WORK TO BE COMPLETED: Write the records out again, precisely as they stand.

TASK INPUTS:

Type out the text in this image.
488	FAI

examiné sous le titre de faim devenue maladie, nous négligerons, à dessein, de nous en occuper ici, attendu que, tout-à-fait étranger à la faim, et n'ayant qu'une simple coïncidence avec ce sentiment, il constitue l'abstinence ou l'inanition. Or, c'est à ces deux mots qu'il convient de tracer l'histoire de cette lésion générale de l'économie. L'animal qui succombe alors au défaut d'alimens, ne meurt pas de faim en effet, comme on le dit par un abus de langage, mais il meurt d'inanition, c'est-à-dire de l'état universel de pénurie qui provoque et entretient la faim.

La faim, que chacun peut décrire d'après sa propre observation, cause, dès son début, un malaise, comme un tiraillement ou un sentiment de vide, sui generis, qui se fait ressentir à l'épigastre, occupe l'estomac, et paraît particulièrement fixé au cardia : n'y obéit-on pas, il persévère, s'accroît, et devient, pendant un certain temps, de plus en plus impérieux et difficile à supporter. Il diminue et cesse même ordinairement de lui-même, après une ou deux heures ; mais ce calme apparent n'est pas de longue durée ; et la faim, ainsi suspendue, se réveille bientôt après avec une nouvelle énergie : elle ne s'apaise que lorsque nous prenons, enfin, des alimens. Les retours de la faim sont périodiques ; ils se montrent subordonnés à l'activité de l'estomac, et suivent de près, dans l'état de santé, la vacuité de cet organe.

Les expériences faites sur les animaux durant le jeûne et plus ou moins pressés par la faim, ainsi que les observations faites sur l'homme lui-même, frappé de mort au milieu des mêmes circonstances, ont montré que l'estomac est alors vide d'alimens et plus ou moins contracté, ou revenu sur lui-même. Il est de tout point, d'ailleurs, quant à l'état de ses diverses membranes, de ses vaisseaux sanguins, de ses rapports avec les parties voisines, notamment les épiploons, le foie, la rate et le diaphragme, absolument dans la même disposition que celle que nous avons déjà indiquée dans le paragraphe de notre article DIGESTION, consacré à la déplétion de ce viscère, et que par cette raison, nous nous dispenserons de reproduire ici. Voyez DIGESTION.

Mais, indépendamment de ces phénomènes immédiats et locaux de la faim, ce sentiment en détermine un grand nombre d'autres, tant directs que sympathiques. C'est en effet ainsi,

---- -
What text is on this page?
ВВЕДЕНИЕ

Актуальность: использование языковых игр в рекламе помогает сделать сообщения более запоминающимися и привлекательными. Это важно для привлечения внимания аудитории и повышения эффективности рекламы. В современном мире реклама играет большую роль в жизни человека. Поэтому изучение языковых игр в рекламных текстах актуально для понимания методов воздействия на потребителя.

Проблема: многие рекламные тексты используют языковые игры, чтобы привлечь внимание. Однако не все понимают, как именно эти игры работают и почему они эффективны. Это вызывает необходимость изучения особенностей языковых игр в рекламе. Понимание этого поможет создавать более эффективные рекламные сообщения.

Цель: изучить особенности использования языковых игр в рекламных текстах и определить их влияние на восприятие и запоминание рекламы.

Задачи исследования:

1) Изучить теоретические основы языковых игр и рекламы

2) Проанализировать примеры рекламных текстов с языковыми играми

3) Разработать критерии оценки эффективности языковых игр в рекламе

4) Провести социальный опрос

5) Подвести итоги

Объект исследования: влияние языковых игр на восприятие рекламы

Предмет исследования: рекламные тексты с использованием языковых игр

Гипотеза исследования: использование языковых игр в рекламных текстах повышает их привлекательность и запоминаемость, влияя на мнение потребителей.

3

EXERCISE SOLUTION:
Type out the text in this image.
488	FAI

examiné sous le titre de faim devenue maladie, nous négligerons, à dessein, de nous en occuper ici, attendu que, tout-à-fait étranger à la faim, et n'ayant qu'une simple coïncidence avec ce sentiment, il constitue l'abstinence ou l'inanition. Or, c'est à ces deux mots qu'il convient de tracer l'histoire de cette lésion générale de l'économie. L'animal qui succombe alors au défaut d'alimens, ne meurt pas de faim en effet, comme on le dit par un abus de langage, mais il meurt d'inanition, c'est-à-dire de l'état universel de pénurie qui provoque et entretient la faim.

La faim, que chacun peut décrire d'après sa propre observation, cause, dès son début, un malaise, comme un tiraillement ou un sentiment de vide, sui generis, qui se fait ressentir à l'épigastre, occupe l'estomac, et paraît particulièrement fixé au cardia : n'y obéit-on pas, il persévère, s'accroît, et devient, pendant un certain temps, de plus en plus impérieux et difficile à supporter. Il diminue et cesse même ordinairement de lui-même, après une ou deux heures ; mais ce calme apparent n'est pas de longue durée ; et la faim, ainsi suspendue, se réveille bientôt après avec une nouvelle énergie : elle ne s'apaise que lorsque nous prenons, enfin, des alimens. Les retours de la faim sont périodiques ; ils se montrent subordonnés à l'activité de l'estomac, et suivent de près, dans l'état de santé, la vacuité de cet organe.

Les expériences faites sur les animaux durant le jeûne et plus ou moins pressés par la faim, ainsi que les observations faites sur l'homme lui-même, frappé de mort au milieu des mêmes circonstances, ont montré que l'estomac est alors vide d'alimens et plus ou moins contracté, ou revenu sur lui-même. Il est de tout point, d'ailleurs, quant à l'état de ses diverses membranes, de ses vaisseaux sanguins, de ses rapports avec les parties voisines, notamment les épiploons, le foie, la rate et le diaphragme, absolument dans la même disposition que celle que nous avons déjà indiquée dans le paragraphe de notre article DIGESTION, consacré à la déplétion de ce viscère, et que par cette raison, nous nous dispenserons de reproduire ici. Voyez DIGESTION.

Mais, indépendamment de ces phénomènes immédiats et locaux de la faim, ce sentiment en détermine un grand nombre d'autres, tant directs que sympathiques. C'est en effet ainsi,

---- -
What text is on this page?
ВВЕДЕНИЕ

Актуальность: использование языковых игр в рекламе помогает сделать сообщения более запоминающимися и привлекательными. Это важно для привлечения внимания аудитории и повышения эффективности рекламы. В современном мире реклама играет большую роль в жизни человека. Поэтому изучение языковых игр в рекламных текстах актуально для понимания методов воздействия на потребителя.

Проблема: многие рекламные тексты используют языковые игры, чтобы привлечь внимание. Однако не все понимают, как именно эти игры работают и почему они эффективны. Это вызывает необходимость изучения особенностей языковых игр в рекламе. Понимание этого поможет создавать более эффективные рекламные сообщения.

Цель: изучить особенности использования языковых игр в рекламных текстах и определить их влияние на восприятие и запоминание рекламы.

Задачи исследования:

1) Изучить теоретические основы языковых игр и рекламы

2) Проанализировать примеры рекламных текстов с языковыми играми

3) Разработать критерии оценки эффективности языковых игр в рекламе

4) Провести социальный опрос

5) Подвести итоги

Объект исследования: влияние языковых игр на восприятие рекламы

Предмет исследования: рекламные тексты с использованием языковых игр

Гипотеза исследования: использование языковых игр в рекламных текстах повышает их привлекательность и запоминаемость, влияя на мнение потребителей.

3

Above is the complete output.